>> Start Data excerpts

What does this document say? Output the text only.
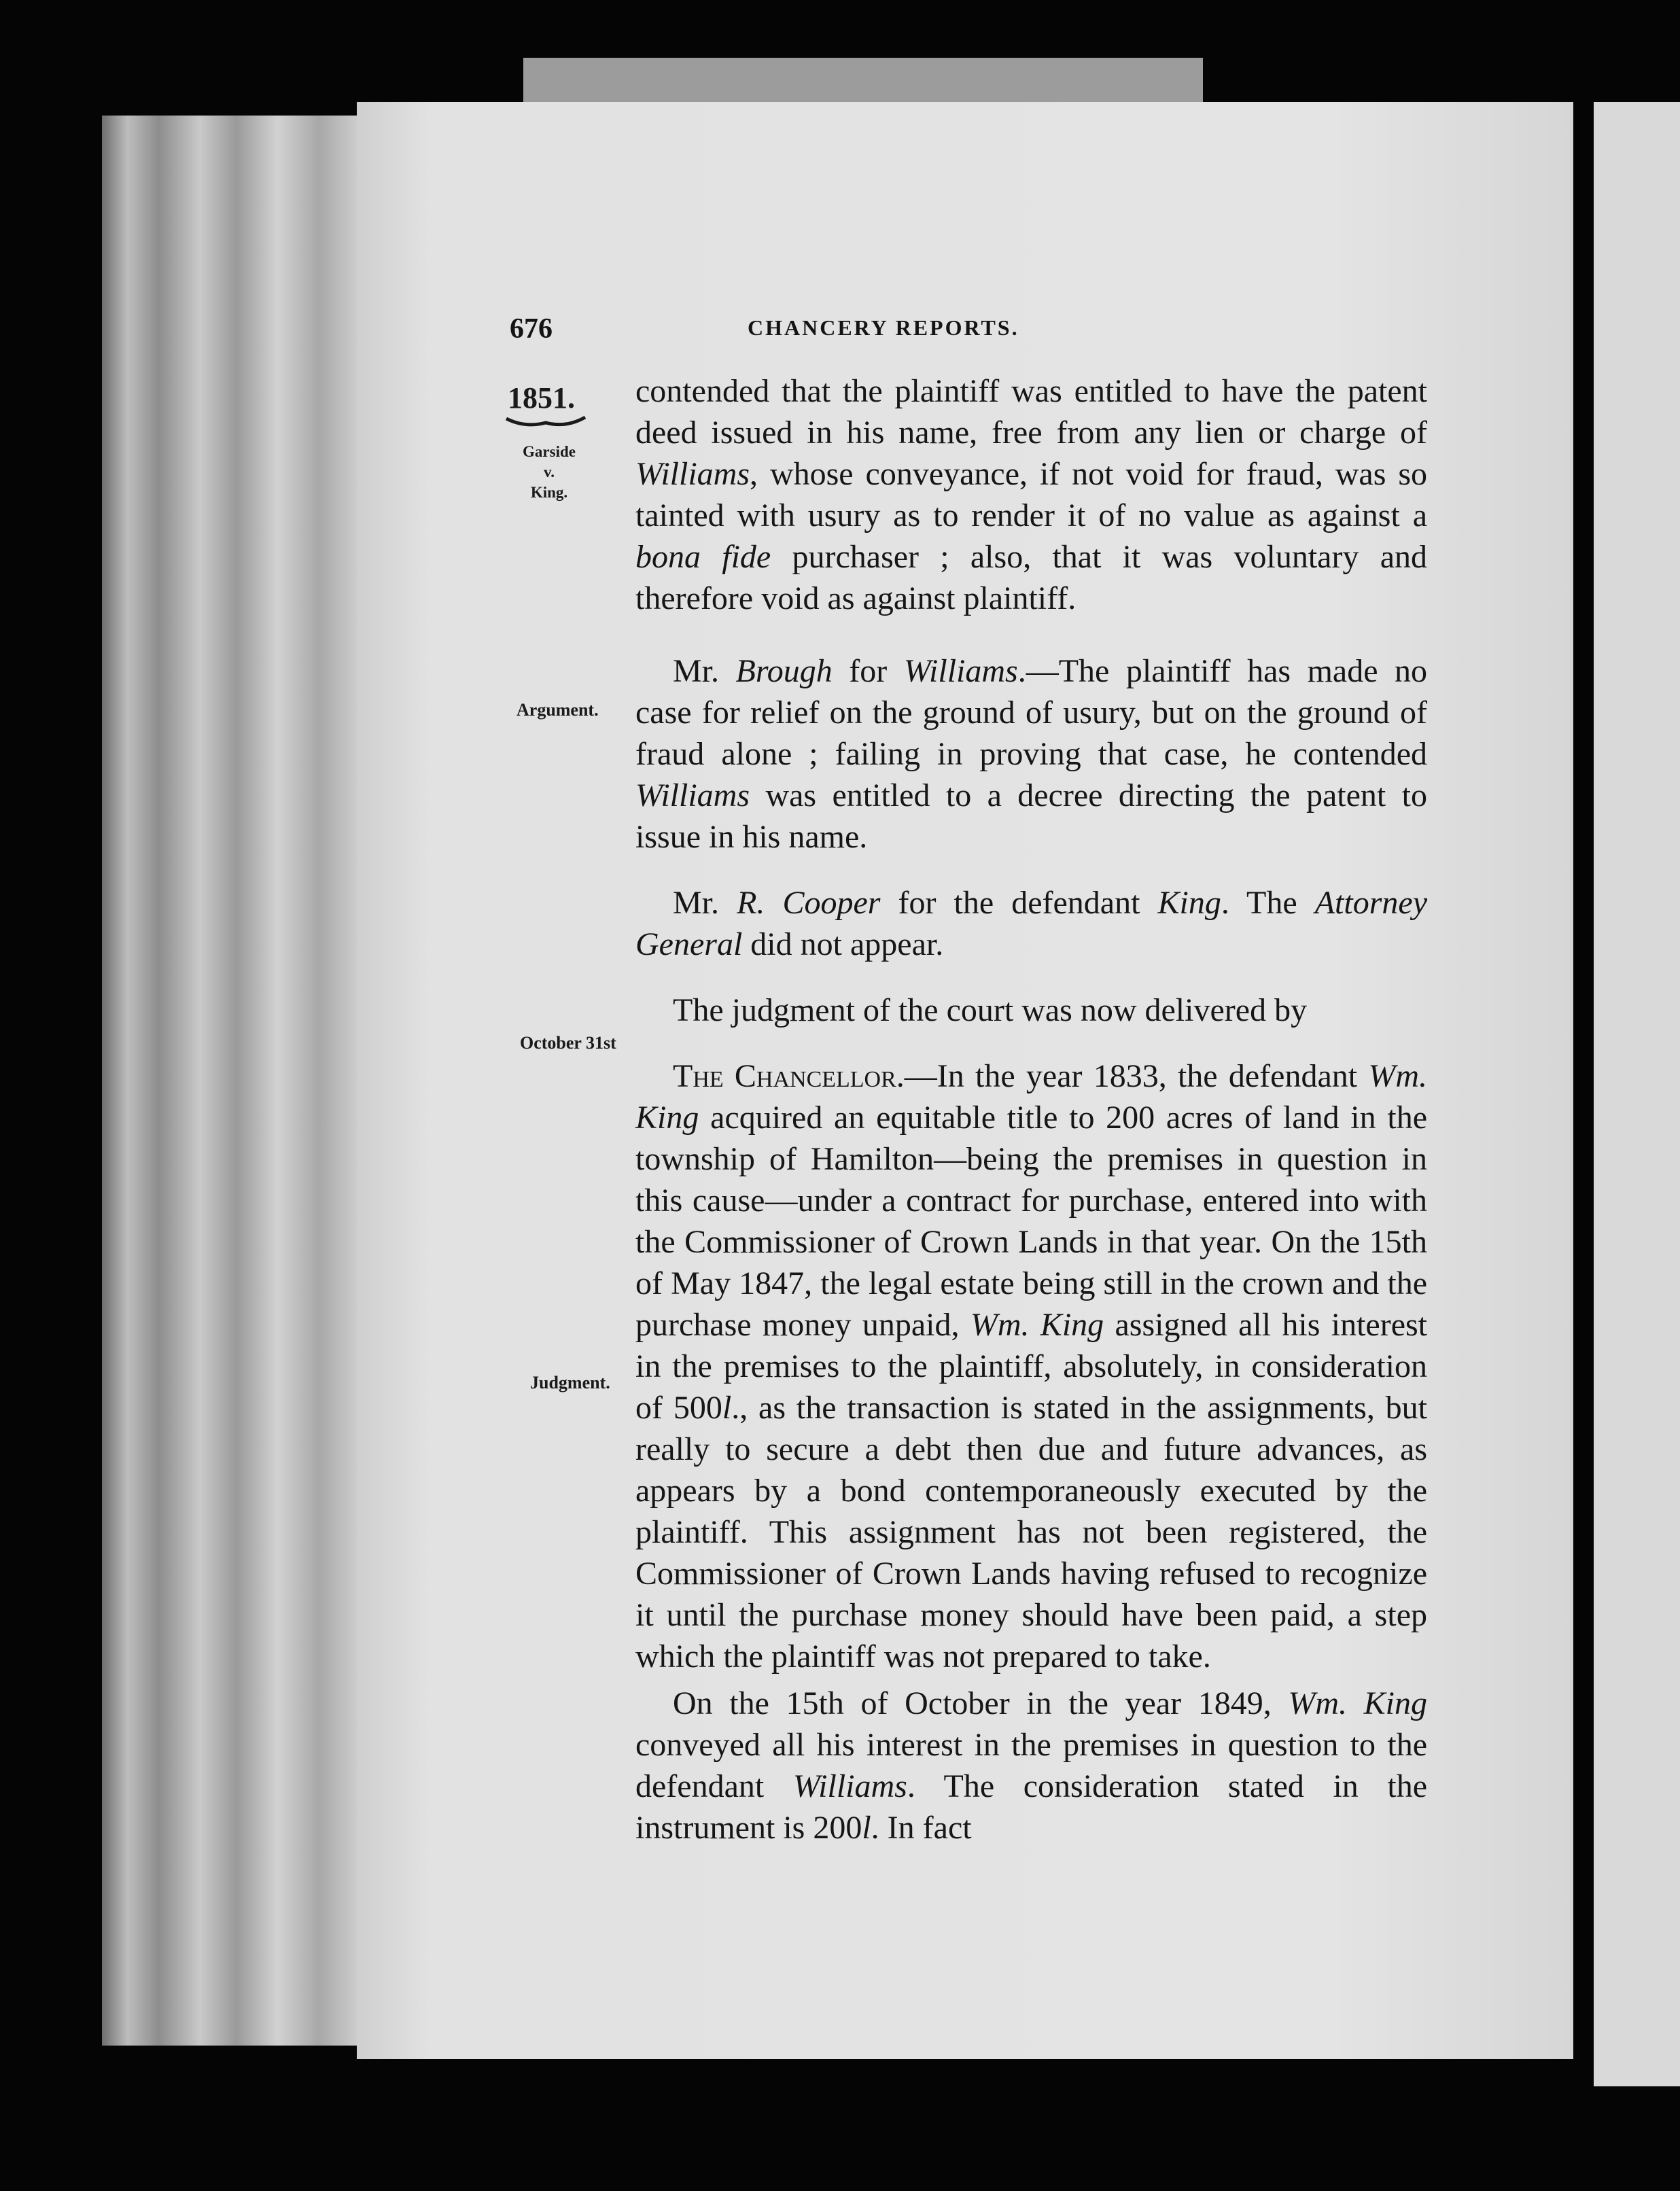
676	CHANCERY REPORTS.
1851.
Garside
v.
King.
Argument.
October 31st
Judgment.

contended that the plaintiff was entitled to have the patent deed issued in his name, free from any lien or charge of Williams, whose conveyance, if not void for fraud, was so tainted with usury as to render it of no value as against a bona fide purchaser ; also, that it was voluntary and therefore void as against plaintiff.

Mr. Brough for Williams.—The plaintiff has made no case for relief on the ground of usury, but on the ground of fraud alone ; failing in proving that case, he contended Williams was entitled to a decree directing the patent to issue in his name.

Mr. R. Cooper for the defendant King. The Attorney General did not appear.

The judgment of the court was now delivered by

The Chancellor.—In the year 1833, the defendant Wm. King acquired an equitable title to 200 acres of land in the township of Hamilton—being the premises in question in this cause—under a contract for purchase, entered into with the Commissioner of Crown Lands in that year. On the 15th of May 1847, the legal estate being still in the crown and the purchase money unpaid, Wm. King assigned all his interest in the premises to the plaintiff, absolutely, in consideration of 500l., as the transaction is stated in the assignments, but really to secure a debt then due and future advances, as appears by a bond contemporaneously executed by the plaintiff. This assignment has not been registered, the Commissioner of Crown Lands having refused to recognize it until the purchase money should have been paid, a step which the plaintiff was not prepared to take.

On the 15th of October in the year 1849, Wm. King conveyed all his interest in the premises in question to the defendant Williams. The consideration stated in the instrument is 200l. In fact
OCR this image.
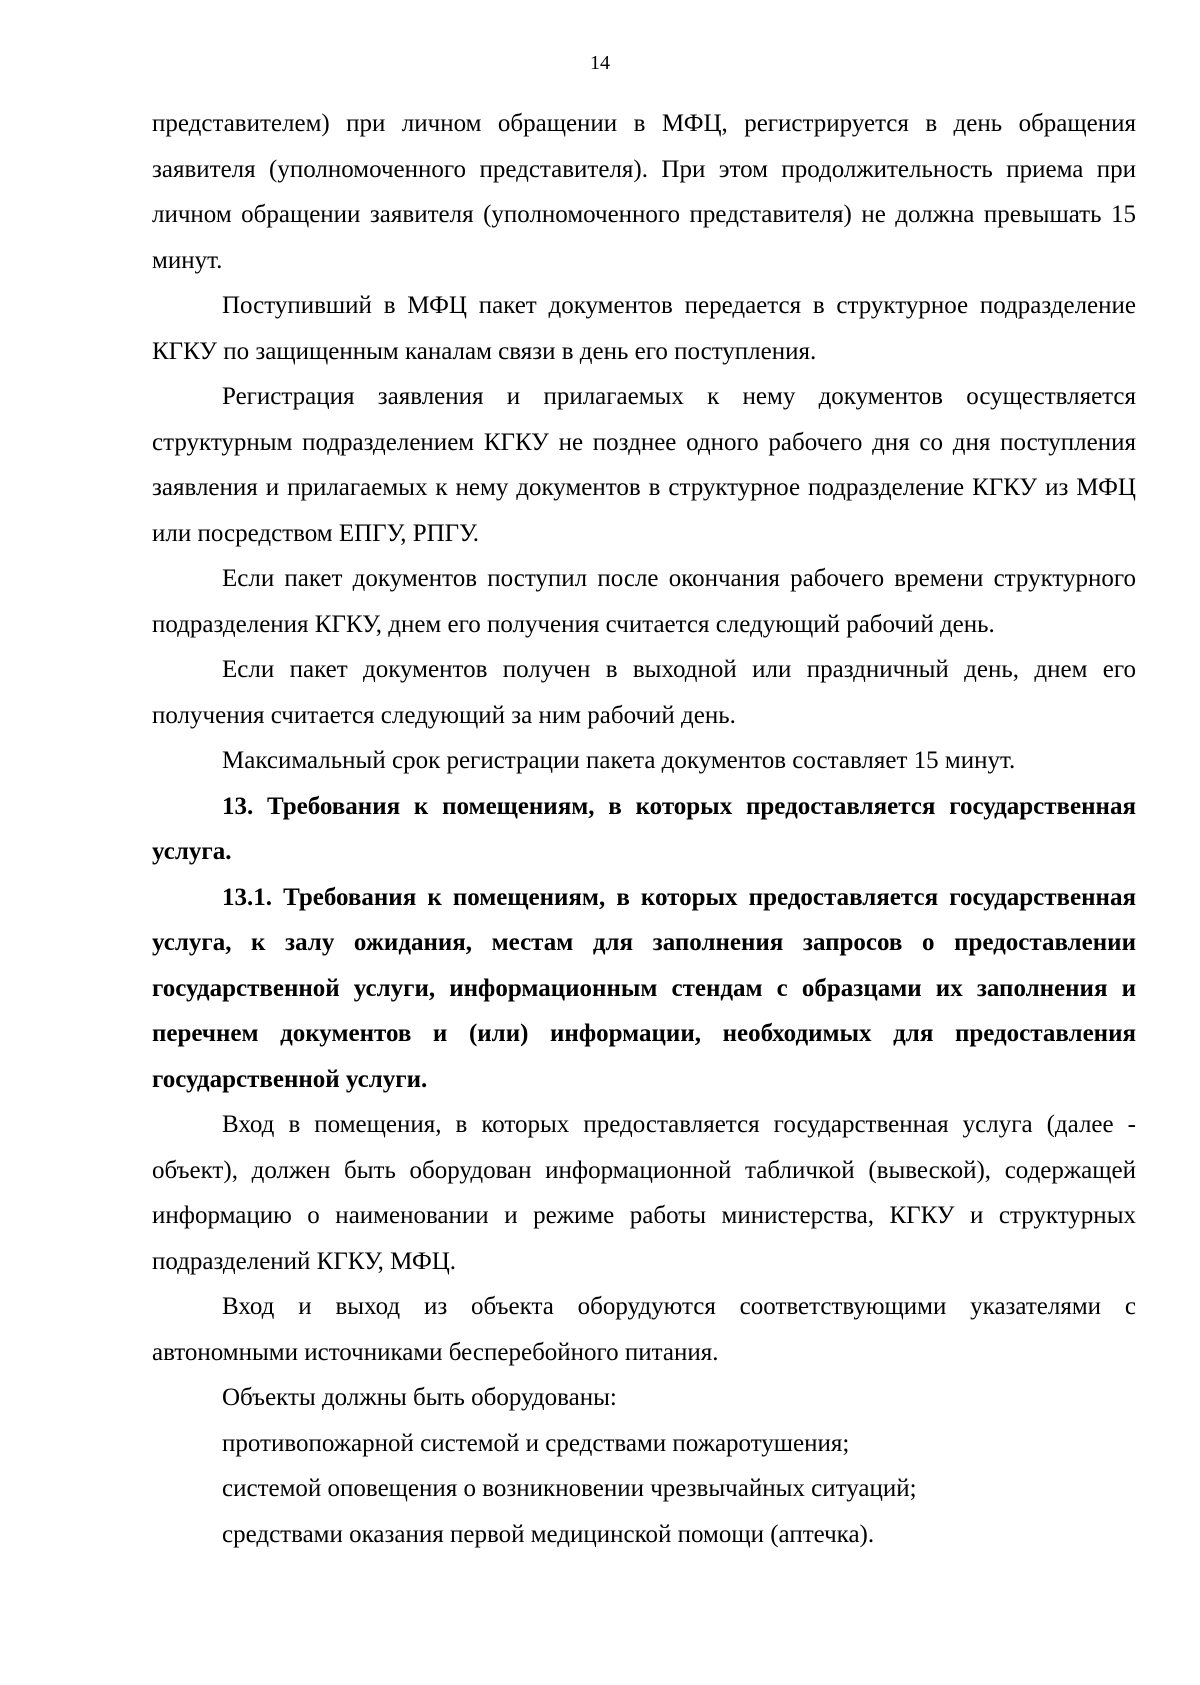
14

представителем) при личном обращении в МФЦ, регистрируется в день обращения заявителя (уполномоченного представителя). При этом продолжительность приема при личном обращении заявителя (уполномоченного представителя) не должна превышать 15 минут.

Поступивший в МФЦ пакет документов передается в структурное подразделение КГКУ по защищенным каналам связи в день его поступления.

Регистрация заявления и прилагаемых к нему документов осуществляется структурным подразделением КГКУ не позднее одного рабочего дня со дня поступления заявления и прилагаемых к нему документов в структурное подразделение КГКУ из МФЦ или посредством ЕПГУ, РПГУ.

Если пакет документов поступил после окончания рабочего времени структурного подразделения КГКУ, днем его получения считается следующий рабочий день.

Если пакет документов получен в выходной или праздничный день, днем его получения считается следующий за ним рабочий день.

Максимальный срок регистрации пакета документов составляет 15 минут.

13. Требования к помещениям, в которых предоставляется государственная услуга.

13.1. Требования к помещениям, в которых предоставляется государственная услуга, к залу ожидания, местам для заполнения запросов о предоставлении государственной услуги, информационным стендам с образцами их заполнения и перечнем документов и (или) информации, необходимых для предоставления государственной услуги.

Вход в помещения, в которых предоставляется государственная услуга (далее - объект), должен быть оборудован информационной табличкой (вывеской), содержащей информацию о наименовании и режиме работы министерства, КГКУ и структурных подразделений КГКУ, МФЦ.

Вход и выход из объекта оборудуются соответствующими указателями с автономными источниками бесперебойного питания.

Объекты должны быть оборудованы:

противопожарной системой и средствами пожаротушения;

системой оповещения о возникновении чрезвычайных ситуаций;

средствами оказания первой медицинской помощи (аптечка).
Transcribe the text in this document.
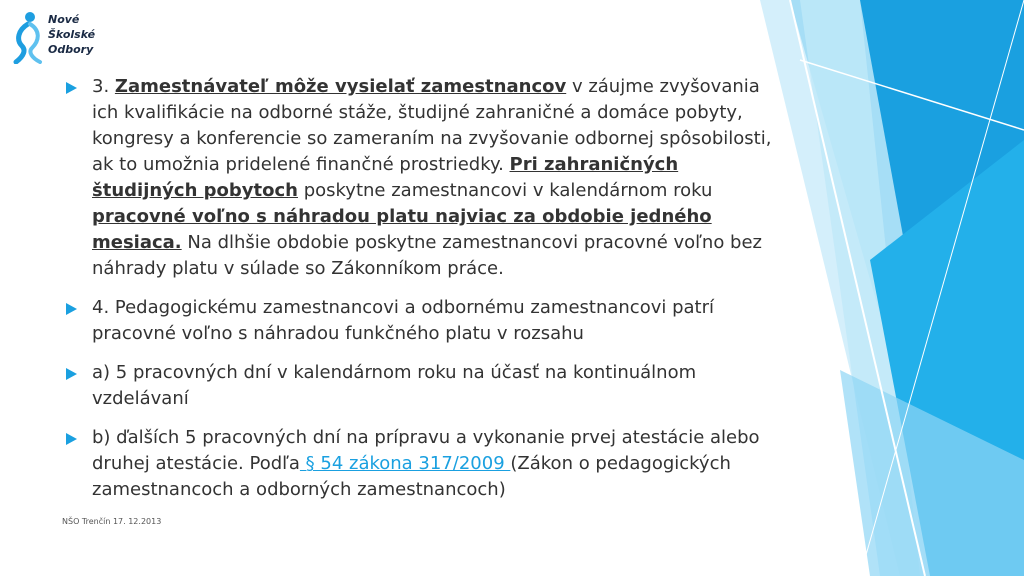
Nové
Školské
Odbory
3. Zamestnávateľ môže vysielať zamestnancov v záujme zvyšovania ich kvalifikácie na odborné stáže, študijné zahraničné a domáce pobyty, kongresy a konferencie so zameraním na zvyšovanie odbornej spôsobilosti, ak to umožnia pridelené finančné prostriedky. Pri zahraničných študijných pobytoch poskytne zamestnancovi v kalendárnom roku pracovné voľno s náhradou platu najviac za obdobie jedného mesiaca. Na dlhšie obdobie poskytne zamestnancovi pracovné voľno bez náhrady platu v súlade so Zákonníkom práce.
4. Pedagogickému zamestnancovi a odbornému zamestnancovi patrí pracovné voľno s náhradou funkčného platu v rozsahu
a) 5 pracovných dní v kalendárnom roku na účasť na kontinuálnom vzdelávaní
b) ďalších 5 pracovných dní na prípravu a vykonanie prvej atestácie alebo druhej atestácie. Podľa § 54 zákona 317/2009 (Zákon o pedagogických zamestnancoch a odborných zamestnancoch)
NŠO Trenčín 17. 12.2013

>> End Data excerpts

> [Set exercise] Quote every line word for word and keep the images out of the copy.

> [Written response]
What does this document say? Output the text only.
676	CHANCERY REPORTS.
1851.
Garside
v.
King.
Argument.
October 31st
Judgment.

contended that the plaintiff was entitled to have the patent deed issued in his name, free from any lien or charge of Williams, whose conveyance, if not void for fraud, was so tainted with usury as to render it of no value as against a bona fide purchaser ; also, that it was voluntary and therefore void as against plaintiff.

Mr. Brough for Williams.—The plaintiff has made no case for relief on the ground of usury, but on the ground of fraud alone ; failing in proving that case, he contended Williams was entitled to a decree directing the patent to issue in his name.

Mr. R. Cooper for the defendant King. The Attorney General did not appear.

The judgment of the court was now delivered by

The Chancellor.—In the year 1833, the defendant Wm. King acquired an equitable title to 200 acres of land in the township of Hamilton—being the premises in question in this cause—under a contract for purchase, entered into with the Commissioner of Crown Lands in that year. On the 15th of May 1847, the legal estate being still in the crown and the purchase money unpaid, Wm. King assigned all his interest in the premises to the plaintiff, absolutely, in consideration of 500l., as the transaction is stated in the assignments, but really to secure a debt then due and future advances, as appears by a bond contemporaneously executed by the plaintiff. This assignment has not been registered, the Commissioner of Crown Lands having refused to recognize it until the purchase money should have been paid, a step which the plaintiff was not prepared to take.

On the 15th of October in the year 1849, Wm. King conveyed all his interest in the premises in question to the defendant Williams. The consideration stated in the instrument is 200l. In fact
OCR this image.
14

представителем) при личном обращении в МФЦ, регистрируется в день обращения заявителя (уполномоченного представителя). При этом продолжительность приема при личном обращении заявителя (уполномоченного представителя) не должна превышать 15 минут.

Поступивший в МФЦ пакет документов передается в структурное подразделение КГКУ по защищенным каналам связи в день его поступления.

Регистрация заявления и прилагаемых к нему документов осуществляется структурным подразделением КГКУ не позднее одного рабочего дня со дня поступления заявления и прилагаемых к нему документов в структурное подразделение КГКУ из МФЦ или посредством ЕПГУ, РПГУ.

Если пакет документов поступил после окончания рабочего времени структурного подразделения КГКУ, днем его получения считается следующий рабочий день.

Если пакет документов получен в выходной или праздничный день, днем его получения считается следующий за ним рабочий день.

Максимальный срок регистрации пакета документов составляет 15 минут.

13. Требования к помещениям, в которых предоставляется государственная услуга.

13.1. Требования к помещениям, в которых предоставляется государственная услуга, к залу ожидания, местам для заполнения запросов о предоставлении государственной услуги, информационным стендам с образцами их заполнения и перечнем документов и (или) информации, необходимых для предоставления государственной услуги.

Вход в помещения, в которых предоставляется государственная услуга (далее - объект), должен быть оборудован информационной табличкой (вывеской), содержащей информацию о наименовании и режиме работы министерства, КГКУ и структурных подразделений КГКУ, МФЦ.

Вход и выход из объекта оборудуются соответствующими указателями с автономными источниками бесперебойного питания.

Объекты должны быть оборудованы:

противопожарной системой и средствами пожаротушения;

системой оповещения о возникновении чрезвычайных ситуаций;

средствами оказания первой медицинской помощи (аптечка).
Transcribe the text in this document.
Nové
Školské
Odbory
3. Zamestnávateľ môže vysielať zamestnancov v záujme zvyšovania ich kvalifikácie na odborné stáže, študijné zahraničné a domáce pobyty, kongresy a konferencie so zameraním na zvyšovanie odbornej spôsobilosti, ak to umožnia pridelené finančné prostriedky. Pri zahraničných študijných pobytoch poskytne zamestnancovi v kalendárnom roku pracovné voľno s náhradou platu najviac za obdobie jedného mesiaca. Na dlhšie obdobie poskytne zamestnancovi pracovné voľno bez náhrady platu v súlade so Zákonníkom práce.
4. Pedagogickému zamestnancovi a odbornému zamestnancovi patrí pracovné voľno s náhradou funkčného platu v rozsahu
a) 5 pracovných dní v kalendárnom roku na účasť na kontinuálnom vzdelávaní
b) ďalších 5 pracovných dní na prípravu a vykonanie prvej atestácie alebo druhej atestácie. Podľa § 54 zákona 317/2009 (Zákon o pedagogických zamestnancoch a odborných zamestnancoch)
NŠO Trenčín 17. 12.2013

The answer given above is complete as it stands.